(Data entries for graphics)
* begin *

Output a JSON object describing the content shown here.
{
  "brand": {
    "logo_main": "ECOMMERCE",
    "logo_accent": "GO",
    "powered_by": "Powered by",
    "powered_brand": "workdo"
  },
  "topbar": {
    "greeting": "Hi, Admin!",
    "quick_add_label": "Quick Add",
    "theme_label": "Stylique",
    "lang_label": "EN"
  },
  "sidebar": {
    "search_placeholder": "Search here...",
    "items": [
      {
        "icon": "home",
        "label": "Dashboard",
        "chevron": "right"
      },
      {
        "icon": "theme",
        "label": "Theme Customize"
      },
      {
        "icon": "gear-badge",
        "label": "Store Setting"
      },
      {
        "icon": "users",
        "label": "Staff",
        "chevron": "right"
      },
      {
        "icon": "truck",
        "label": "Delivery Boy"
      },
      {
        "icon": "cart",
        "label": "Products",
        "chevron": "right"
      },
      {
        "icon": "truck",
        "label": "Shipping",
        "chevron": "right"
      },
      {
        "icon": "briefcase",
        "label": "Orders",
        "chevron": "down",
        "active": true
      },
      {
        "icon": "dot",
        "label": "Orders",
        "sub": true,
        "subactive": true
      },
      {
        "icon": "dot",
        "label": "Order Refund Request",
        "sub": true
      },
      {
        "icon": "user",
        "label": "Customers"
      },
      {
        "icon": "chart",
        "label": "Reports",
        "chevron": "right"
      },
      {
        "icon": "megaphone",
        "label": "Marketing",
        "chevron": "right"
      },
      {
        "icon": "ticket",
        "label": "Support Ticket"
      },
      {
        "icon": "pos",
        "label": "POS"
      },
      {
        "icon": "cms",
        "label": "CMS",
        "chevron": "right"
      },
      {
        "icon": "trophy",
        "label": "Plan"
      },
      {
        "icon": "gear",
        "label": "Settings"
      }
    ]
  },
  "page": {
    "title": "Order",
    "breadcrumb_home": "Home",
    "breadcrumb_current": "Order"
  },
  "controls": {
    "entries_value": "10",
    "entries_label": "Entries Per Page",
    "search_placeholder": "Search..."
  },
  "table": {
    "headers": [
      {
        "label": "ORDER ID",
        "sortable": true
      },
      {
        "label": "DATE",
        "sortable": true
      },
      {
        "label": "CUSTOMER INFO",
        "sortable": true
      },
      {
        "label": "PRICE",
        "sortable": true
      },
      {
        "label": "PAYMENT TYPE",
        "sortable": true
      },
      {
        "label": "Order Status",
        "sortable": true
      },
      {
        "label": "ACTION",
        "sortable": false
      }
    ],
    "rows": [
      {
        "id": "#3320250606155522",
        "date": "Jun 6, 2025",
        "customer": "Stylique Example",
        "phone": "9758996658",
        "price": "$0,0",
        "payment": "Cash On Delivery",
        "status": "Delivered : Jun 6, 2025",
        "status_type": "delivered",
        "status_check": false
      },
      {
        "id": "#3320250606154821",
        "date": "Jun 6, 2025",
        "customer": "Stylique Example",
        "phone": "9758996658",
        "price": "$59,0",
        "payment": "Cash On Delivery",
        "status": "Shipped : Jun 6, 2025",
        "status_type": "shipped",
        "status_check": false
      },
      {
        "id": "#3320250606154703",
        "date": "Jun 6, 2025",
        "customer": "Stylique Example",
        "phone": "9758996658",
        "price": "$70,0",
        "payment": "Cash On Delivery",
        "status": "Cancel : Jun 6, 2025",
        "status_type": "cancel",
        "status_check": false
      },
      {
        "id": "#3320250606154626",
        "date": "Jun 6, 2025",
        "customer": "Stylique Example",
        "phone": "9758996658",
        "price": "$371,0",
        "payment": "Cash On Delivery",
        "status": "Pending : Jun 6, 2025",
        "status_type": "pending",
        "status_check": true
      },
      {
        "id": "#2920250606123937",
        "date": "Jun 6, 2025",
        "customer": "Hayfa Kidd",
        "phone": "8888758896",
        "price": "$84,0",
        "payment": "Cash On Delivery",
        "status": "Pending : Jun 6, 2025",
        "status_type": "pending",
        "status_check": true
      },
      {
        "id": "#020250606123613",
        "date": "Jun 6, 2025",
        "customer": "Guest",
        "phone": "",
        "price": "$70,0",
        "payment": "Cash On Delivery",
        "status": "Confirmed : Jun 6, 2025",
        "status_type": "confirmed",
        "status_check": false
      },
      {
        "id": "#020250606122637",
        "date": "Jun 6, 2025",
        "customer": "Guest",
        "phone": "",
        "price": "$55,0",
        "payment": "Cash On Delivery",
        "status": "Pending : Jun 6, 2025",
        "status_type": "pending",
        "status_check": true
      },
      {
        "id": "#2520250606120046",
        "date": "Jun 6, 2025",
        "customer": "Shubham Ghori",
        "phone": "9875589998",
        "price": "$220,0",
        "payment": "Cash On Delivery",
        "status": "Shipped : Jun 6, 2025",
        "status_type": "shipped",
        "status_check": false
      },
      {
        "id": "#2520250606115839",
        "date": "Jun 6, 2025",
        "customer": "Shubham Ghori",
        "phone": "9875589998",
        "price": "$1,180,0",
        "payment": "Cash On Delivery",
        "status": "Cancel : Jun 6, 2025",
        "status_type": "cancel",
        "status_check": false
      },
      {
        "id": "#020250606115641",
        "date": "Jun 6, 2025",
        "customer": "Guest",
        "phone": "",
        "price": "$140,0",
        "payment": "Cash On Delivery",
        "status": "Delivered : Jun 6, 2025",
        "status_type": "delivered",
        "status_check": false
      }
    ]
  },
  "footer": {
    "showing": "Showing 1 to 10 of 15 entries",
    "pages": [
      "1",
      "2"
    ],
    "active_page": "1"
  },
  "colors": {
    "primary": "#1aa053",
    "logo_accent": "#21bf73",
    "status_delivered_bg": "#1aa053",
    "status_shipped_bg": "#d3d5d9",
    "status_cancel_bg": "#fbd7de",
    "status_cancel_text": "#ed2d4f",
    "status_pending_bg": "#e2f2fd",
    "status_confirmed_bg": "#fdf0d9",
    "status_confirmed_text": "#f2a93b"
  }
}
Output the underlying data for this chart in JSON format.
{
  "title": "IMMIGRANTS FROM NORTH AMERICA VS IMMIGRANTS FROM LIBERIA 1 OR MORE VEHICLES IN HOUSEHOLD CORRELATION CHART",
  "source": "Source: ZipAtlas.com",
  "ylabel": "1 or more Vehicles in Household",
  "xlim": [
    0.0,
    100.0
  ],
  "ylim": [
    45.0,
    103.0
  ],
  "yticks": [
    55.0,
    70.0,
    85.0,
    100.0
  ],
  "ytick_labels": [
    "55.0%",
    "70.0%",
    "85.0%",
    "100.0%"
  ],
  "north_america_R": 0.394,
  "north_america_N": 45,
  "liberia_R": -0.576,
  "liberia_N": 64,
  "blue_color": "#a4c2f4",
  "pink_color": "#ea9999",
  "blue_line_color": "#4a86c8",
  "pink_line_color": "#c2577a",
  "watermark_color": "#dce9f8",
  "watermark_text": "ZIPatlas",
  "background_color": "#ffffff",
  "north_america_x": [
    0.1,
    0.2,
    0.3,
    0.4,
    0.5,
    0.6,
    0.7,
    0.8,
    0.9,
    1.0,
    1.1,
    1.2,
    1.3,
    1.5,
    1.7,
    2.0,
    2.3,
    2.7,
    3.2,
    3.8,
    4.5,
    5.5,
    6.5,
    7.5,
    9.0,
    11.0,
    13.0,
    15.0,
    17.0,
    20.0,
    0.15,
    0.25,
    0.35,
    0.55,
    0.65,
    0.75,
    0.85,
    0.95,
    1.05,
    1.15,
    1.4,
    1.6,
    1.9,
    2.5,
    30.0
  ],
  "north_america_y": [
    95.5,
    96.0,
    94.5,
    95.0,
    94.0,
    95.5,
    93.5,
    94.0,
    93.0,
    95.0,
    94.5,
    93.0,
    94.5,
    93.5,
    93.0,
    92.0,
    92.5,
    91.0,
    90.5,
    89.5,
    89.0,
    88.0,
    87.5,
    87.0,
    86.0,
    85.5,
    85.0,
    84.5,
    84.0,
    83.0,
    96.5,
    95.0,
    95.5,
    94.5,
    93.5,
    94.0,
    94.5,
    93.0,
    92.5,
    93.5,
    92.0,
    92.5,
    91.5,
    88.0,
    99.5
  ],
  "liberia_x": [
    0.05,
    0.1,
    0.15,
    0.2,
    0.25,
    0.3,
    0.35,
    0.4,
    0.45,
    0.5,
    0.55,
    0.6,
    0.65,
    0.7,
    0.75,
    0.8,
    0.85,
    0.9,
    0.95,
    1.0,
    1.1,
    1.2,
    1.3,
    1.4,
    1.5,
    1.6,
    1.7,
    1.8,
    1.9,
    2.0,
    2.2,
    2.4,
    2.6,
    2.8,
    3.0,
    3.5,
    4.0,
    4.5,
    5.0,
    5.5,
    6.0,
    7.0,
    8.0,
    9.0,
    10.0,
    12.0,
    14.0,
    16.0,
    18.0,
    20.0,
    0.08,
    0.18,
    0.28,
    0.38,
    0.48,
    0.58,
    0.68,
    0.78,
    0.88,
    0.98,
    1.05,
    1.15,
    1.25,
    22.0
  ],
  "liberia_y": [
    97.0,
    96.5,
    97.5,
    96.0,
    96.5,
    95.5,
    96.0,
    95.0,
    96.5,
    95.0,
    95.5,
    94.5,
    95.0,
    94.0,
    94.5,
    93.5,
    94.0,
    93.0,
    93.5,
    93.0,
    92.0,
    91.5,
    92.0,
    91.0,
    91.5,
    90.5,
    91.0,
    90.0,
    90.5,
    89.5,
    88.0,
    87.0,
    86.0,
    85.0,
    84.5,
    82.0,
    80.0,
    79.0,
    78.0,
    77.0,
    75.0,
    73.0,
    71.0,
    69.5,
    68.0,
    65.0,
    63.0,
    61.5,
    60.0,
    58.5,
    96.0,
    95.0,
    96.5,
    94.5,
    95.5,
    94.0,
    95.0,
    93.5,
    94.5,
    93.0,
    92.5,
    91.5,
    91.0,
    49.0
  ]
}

* end *

▶ [Task instructions] Locate all lines in the listing above with the word "Search". Copy them.

▶ [Solution for this problem]
    "search_placeholder": "Search here...",
    "search_placeholder": "Search..."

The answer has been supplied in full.